Start Recorded information
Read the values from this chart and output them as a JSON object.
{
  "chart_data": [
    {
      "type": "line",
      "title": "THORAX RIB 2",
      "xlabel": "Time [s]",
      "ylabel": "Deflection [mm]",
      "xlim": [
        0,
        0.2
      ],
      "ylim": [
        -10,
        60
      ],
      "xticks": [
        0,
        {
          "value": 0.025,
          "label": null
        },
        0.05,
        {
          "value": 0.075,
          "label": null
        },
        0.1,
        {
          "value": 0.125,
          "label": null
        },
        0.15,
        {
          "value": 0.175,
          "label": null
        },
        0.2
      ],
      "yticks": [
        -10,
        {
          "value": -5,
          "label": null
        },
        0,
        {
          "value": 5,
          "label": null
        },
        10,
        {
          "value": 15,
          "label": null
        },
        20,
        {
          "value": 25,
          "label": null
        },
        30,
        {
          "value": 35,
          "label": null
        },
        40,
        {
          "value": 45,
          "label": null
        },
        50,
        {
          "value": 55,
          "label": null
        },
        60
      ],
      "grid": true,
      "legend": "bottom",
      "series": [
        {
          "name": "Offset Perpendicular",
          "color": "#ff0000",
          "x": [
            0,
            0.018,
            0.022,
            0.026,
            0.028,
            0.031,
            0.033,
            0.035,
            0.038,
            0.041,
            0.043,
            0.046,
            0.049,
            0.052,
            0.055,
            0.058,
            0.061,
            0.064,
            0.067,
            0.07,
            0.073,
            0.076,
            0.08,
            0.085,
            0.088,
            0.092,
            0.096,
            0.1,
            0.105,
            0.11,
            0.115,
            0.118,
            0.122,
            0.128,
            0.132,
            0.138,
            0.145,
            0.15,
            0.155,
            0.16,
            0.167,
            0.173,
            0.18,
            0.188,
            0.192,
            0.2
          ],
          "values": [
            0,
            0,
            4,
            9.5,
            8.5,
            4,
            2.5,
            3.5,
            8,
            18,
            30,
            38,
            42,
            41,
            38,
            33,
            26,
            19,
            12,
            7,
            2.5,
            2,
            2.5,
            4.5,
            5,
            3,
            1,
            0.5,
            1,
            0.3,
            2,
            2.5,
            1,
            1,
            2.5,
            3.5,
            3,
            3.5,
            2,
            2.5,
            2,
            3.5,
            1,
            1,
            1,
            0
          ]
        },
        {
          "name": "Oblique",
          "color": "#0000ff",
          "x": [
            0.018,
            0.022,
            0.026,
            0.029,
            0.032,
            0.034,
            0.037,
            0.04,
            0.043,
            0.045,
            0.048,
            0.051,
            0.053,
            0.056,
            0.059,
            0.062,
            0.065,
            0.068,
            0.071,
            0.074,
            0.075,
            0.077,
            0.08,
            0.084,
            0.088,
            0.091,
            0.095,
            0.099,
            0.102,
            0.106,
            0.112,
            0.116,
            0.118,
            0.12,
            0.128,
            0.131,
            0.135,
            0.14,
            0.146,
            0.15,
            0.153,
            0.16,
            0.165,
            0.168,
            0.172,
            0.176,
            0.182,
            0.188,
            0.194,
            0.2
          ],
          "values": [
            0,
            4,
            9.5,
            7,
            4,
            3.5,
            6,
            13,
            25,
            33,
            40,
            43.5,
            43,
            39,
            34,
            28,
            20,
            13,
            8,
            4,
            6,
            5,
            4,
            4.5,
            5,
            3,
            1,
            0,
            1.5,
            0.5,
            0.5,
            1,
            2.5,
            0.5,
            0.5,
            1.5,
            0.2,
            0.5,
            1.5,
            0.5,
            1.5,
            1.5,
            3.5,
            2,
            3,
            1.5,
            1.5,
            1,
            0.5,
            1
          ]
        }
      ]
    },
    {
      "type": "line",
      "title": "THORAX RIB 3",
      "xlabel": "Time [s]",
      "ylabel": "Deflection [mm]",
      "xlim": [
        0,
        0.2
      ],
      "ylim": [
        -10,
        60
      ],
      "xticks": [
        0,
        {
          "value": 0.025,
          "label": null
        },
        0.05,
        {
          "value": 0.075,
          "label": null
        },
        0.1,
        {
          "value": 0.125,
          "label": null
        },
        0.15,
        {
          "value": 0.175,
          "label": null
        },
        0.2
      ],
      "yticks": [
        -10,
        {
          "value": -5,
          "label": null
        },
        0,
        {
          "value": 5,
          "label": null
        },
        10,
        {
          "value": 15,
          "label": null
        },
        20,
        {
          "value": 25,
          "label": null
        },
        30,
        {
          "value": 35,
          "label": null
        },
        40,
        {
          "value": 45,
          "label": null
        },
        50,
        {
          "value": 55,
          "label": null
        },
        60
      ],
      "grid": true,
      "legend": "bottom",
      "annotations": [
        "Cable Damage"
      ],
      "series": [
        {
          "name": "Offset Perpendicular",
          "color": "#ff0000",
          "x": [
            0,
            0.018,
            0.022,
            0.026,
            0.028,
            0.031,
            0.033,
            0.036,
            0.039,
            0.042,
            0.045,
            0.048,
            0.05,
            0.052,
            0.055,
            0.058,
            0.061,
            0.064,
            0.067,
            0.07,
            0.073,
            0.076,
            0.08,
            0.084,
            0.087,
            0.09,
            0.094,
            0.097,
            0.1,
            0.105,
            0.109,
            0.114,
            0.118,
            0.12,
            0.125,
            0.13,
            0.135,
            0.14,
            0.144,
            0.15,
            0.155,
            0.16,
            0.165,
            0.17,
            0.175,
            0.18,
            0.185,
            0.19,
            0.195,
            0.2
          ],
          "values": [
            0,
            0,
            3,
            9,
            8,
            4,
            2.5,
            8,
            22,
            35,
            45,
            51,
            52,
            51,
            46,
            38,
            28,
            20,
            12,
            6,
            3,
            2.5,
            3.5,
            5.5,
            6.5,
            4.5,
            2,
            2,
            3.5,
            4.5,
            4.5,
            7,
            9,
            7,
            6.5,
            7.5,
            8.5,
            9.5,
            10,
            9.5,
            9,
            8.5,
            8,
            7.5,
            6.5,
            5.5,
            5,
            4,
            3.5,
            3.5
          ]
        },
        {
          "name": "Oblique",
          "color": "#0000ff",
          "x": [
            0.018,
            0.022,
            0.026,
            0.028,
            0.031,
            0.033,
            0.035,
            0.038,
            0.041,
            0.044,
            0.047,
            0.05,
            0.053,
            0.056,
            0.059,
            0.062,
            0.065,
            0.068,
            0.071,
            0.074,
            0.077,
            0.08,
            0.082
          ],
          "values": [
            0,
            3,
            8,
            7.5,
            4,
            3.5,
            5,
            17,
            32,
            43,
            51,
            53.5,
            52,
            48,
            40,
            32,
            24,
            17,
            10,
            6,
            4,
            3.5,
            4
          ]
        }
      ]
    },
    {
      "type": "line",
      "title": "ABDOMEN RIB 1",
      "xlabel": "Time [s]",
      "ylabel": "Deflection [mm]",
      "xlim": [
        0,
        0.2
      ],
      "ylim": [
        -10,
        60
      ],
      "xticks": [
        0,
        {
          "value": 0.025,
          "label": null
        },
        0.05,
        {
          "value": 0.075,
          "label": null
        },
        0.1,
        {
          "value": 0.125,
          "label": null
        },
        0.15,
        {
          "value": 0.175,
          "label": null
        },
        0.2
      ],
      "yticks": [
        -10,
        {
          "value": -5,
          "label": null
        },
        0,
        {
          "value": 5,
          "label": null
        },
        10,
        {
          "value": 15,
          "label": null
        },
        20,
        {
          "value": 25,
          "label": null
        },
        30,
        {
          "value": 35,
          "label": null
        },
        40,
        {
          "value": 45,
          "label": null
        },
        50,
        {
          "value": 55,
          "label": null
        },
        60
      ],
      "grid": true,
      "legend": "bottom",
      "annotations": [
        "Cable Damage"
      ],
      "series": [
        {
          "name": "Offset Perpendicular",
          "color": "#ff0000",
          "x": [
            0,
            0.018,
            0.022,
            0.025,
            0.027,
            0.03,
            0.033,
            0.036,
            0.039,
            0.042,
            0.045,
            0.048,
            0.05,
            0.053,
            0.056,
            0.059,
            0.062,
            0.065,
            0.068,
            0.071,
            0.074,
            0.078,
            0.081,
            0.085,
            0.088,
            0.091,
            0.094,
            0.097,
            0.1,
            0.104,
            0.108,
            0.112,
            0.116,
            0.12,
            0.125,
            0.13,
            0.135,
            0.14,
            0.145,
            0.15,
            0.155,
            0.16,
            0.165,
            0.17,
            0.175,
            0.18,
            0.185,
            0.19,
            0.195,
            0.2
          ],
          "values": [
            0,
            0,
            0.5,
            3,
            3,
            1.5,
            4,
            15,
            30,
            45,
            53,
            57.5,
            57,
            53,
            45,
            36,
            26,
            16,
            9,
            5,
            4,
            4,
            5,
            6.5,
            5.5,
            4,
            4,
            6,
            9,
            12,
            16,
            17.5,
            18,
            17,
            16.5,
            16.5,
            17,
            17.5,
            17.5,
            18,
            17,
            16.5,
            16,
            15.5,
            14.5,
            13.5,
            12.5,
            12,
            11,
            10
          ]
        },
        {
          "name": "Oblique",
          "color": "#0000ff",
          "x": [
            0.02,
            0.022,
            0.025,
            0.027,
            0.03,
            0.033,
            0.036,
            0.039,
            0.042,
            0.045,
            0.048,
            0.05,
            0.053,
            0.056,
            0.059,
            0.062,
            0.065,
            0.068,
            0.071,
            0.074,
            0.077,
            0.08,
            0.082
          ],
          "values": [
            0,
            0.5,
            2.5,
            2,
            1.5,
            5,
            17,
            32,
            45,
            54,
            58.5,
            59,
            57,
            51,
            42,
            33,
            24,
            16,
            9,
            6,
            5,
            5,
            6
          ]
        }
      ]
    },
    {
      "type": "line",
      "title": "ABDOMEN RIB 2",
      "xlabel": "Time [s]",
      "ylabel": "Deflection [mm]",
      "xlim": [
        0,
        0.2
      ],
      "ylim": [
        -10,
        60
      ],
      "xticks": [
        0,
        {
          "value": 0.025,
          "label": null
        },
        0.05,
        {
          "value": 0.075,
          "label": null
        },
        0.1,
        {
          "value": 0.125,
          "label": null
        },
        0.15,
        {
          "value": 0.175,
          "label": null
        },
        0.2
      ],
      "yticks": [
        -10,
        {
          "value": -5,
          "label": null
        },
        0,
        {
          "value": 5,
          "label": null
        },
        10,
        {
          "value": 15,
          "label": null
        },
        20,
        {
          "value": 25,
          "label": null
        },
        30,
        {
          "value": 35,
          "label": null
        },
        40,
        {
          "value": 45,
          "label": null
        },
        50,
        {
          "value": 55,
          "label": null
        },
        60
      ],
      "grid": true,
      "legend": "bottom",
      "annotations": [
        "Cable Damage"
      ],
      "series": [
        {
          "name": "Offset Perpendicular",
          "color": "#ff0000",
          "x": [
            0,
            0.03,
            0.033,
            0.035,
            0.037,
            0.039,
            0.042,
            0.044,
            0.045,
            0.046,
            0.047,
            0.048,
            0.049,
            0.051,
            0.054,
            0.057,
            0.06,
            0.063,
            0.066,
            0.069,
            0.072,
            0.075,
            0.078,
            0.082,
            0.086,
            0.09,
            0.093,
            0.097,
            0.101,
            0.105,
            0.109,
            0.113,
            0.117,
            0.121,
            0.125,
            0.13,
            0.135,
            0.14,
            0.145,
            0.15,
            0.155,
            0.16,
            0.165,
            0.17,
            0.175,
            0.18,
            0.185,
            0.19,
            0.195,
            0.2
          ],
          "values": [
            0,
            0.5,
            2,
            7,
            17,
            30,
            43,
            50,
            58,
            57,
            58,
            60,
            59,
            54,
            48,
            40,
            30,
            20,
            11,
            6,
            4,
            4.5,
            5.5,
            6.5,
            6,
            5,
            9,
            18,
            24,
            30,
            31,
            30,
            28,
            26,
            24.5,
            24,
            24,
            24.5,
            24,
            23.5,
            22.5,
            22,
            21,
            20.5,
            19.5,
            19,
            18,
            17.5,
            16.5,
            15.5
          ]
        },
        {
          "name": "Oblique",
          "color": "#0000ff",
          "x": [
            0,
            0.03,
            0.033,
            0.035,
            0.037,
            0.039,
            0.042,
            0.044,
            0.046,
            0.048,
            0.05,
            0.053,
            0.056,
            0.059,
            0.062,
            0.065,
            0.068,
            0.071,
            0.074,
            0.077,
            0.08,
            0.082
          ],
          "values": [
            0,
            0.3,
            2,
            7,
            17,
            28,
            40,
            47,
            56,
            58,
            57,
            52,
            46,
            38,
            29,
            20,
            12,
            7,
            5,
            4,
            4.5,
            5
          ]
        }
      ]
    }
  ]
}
End Recorded information
Search the data above for lines holding "THORAX" and copy each of them.

      "title": "THORAX RIB 2",
      "title": "THORAX RIB 3",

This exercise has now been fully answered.